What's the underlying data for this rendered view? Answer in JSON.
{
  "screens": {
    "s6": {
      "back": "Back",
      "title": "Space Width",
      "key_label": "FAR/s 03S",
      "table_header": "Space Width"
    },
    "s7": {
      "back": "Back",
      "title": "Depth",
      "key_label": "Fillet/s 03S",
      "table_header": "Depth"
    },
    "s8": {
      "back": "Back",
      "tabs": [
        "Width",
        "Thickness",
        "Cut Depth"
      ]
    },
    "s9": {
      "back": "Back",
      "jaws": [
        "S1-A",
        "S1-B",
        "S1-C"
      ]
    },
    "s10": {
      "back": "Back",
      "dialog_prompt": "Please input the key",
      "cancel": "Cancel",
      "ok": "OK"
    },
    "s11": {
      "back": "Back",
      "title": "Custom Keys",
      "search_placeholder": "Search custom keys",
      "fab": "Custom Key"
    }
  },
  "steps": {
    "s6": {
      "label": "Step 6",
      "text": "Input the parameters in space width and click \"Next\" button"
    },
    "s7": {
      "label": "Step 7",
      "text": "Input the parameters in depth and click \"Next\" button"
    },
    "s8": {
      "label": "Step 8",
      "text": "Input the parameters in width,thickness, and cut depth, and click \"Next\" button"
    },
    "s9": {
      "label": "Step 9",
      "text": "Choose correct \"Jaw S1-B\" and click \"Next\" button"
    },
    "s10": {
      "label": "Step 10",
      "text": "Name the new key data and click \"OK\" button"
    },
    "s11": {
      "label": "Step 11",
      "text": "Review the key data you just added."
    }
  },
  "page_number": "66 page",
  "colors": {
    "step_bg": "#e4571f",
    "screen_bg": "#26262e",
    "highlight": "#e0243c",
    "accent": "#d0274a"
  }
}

++++++++

== Requirements ==
Find all lines holding the string "button" and copy them.

== Task solution ==
      "text": "Input the parameters in space width and click \"Next\" button"
      "text": "Input the parameters in depth and click \"Next\" button"
      "text": "Input the parameters in width,thickness, and cut depth, and click \"Next\" button"
      "text": "Choose correct \"Jaw S1-B\" and click \"Next\" button"
      "text": "Name the new key data and click \"OK\" button"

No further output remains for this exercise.